## DATA SUPPLIED:

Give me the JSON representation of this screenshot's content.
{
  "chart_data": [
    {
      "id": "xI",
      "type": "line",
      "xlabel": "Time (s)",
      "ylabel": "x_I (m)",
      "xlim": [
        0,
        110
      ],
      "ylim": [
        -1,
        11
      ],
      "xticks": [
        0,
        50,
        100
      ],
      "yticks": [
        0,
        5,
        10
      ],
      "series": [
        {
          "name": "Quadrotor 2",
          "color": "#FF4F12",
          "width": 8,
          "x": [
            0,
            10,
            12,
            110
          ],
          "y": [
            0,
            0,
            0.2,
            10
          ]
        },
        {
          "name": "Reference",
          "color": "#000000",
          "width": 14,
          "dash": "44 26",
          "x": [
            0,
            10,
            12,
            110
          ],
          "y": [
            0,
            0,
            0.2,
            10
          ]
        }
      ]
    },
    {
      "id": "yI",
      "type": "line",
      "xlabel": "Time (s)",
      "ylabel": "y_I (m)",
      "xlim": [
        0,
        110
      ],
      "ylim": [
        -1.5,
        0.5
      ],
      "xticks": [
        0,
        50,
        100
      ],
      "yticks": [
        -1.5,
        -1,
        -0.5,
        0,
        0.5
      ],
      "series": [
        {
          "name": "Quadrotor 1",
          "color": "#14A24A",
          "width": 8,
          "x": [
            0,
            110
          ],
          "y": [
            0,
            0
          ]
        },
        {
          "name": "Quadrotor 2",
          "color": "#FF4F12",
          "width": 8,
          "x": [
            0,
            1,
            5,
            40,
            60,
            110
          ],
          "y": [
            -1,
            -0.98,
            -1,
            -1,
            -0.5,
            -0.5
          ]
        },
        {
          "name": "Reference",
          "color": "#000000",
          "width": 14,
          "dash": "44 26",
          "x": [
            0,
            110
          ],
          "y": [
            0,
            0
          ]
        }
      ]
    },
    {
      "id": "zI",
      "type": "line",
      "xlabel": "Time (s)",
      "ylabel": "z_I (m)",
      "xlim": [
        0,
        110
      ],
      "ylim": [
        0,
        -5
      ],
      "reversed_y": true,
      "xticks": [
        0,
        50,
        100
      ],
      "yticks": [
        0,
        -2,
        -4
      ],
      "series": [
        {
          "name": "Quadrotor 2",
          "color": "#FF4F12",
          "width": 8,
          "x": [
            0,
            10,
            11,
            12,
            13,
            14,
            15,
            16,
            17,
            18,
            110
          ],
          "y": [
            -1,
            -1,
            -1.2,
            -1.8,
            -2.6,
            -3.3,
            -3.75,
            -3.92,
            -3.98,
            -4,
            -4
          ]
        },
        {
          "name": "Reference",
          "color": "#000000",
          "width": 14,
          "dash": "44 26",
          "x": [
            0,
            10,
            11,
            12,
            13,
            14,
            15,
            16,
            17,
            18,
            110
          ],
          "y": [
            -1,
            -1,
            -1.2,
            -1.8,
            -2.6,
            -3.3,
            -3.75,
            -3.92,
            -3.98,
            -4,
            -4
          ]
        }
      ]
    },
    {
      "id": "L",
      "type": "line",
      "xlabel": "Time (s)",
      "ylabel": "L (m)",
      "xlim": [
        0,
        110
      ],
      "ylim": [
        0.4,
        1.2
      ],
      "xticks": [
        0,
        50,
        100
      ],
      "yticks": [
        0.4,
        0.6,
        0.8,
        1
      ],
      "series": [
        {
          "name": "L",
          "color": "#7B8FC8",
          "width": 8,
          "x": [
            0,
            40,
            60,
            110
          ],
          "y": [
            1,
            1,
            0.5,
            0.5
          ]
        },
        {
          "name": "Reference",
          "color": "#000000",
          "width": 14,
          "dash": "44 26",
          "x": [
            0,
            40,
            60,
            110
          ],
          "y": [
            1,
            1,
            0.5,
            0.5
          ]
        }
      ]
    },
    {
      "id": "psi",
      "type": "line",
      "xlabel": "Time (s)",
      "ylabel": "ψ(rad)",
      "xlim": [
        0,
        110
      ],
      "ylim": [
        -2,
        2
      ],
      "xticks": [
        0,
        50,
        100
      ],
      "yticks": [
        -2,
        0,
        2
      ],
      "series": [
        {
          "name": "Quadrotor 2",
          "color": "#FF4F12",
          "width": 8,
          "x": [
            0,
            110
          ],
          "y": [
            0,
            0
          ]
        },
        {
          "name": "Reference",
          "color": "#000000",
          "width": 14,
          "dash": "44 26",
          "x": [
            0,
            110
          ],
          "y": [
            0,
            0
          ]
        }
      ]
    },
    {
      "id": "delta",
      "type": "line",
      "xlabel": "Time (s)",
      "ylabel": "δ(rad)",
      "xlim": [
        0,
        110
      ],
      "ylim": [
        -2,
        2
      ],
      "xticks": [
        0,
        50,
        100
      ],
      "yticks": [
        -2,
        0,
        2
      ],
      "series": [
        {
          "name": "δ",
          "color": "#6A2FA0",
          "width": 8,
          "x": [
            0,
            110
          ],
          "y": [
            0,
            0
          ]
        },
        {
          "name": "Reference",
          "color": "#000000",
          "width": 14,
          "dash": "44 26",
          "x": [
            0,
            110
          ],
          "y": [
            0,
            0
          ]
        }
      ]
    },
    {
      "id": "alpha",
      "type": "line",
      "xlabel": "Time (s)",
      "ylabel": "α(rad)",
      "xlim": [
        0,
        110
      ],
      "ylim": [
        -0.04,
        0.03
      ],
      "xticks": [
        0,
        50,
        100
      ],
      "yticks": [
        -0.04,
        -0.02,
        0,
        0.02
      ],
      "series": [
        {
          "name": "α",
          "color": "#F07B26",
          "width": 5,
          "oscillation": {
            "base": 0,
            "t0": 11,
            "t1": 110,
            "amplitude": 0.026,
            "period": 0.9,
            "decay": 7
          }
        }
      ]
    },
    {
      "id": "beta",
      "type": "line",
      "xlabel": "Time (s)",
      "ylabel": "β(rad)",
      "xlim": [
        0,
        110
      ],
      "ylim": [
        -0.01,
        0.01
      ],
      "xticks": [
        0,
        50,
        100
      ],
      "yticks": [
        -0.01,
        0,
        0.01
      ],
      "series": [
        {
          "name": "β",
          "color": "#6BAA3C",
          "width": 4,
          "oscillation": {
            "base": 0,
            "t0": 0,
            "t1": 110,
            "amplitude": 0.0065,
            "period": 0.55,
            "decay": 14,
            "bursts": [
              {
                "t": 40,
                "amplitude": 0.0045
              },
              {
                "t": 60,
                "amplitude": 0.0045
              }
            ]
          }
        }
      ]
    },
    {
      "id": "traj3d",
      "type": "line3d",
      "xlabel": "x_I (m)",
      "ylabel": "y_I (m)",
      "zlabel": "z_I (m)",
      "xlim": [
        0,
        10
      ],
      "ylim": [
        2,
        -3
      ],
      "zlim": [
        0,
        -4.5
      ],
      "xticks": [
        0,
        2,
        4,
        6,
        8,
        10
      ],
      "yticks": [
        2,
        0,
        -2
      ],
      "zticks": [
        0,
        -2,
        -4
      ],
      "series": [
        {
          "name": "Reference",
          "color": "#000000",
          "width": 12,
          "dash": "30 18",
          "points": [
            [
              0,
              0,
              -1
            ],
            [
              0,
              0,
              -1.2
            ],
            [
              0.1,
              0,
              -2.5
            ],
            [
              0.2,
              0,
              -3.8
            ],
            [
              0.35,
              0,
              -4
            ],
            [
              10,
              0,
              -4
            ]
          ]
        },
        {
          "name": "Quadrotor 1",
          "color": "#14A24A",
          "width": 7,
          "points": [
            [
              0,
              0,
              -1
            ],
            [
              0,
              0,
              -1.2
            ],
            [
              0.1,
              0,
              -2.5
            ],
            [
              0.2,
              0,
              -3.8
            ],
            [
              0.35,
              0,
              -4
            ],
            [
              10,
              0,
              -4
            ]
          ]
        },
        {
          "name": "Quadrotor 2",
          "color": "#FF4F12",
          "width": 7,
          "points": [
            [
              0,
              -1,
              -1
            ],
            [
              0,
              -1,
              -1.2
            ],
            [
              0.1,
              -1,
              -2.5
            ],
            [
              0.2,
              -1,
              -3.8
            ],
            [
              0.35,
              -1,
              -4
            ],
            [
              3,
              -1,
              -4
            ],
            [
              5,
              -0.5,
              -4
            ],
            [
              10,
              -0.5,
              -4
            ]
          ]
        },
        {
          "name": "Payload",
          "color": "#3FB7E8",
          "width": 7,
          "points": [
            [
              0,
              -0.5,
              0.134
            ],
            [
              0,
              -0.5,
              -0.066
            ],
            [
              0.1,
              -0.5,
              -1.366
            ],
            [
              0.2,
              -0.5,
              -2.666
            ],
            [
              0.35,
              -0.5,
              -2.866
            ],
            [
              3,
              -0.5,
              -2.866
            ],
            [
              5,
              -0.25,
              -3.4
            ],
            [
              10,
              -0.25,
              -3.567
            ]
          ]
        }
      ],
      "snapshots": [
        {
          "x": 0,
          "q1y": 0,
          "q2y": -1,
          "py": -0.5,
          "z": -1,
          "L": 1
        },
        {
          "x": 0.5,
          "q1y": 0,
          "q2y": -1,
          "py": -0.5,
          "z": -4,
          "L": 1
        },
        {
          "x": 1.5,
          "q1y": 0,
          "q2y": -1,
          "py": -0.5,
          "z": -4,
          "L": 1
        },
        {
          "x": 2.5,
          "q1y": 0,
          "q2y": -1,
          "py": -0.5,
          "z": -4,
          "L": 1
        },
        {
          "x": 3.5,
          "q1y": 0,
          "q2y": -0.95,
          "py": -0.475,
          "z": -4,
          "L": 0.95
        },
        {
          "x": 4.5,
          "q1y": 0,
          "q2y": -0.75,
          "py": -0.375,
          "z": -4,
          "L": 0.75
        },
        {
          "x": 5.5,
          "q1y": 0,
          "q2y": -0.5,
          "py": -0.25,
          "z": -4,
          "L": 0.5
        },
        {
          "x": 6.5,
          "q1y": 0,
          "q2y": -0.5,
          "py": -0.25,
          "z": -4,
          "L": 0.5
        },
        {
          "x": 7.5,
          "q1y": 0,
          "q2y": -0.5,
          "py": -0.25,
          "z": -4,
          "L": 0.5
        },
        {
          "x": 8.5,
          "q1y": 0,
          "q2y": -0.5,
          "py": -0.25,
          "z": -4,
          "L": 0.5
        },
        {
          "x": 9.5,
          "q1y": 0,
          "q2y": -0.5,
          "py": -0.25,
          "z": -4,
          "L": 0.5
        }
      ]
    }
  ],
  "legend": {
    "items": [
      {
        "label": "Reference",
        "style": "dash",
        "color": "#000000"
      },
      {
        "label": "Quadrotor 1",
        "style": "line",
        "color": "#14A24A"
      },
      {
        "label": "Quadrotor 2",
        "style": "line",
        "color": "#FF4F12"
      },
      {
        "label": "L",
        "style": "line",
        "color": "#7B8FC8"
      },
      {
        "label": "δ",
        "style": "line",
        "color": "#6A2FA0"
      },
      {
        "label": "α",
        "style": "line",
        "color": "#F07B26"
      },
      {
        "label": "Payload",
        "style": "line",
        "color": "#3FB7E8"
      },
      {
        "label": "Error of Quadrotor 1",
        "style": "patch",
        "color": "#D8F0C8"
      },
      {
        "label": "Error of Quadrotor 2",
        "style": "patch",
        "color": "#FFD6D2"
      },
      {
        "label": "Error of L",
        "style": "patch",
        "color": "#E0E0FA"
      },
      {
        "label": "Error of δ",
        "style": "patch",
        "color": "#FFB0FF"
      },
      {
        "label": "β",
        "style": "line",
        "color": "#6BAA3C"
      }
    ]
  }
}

## GIVEN REQUEST:
Collect the complete line wherever the string "ylabel" appears in the records.

## OUTPUT:
      "ylabel": "x_I (m)",
      "ylabel": "y_I (m)",
      "ylabel": "z_I (m)",
      "ylabel": "L (m)",
      "ylabel": "ψ(rad)",
      "ylabel": "δ(rad)",
      "ylabel": "α(rad)",
      "ylabel": "β(rad)",
      "ylabel": "y_I (m)",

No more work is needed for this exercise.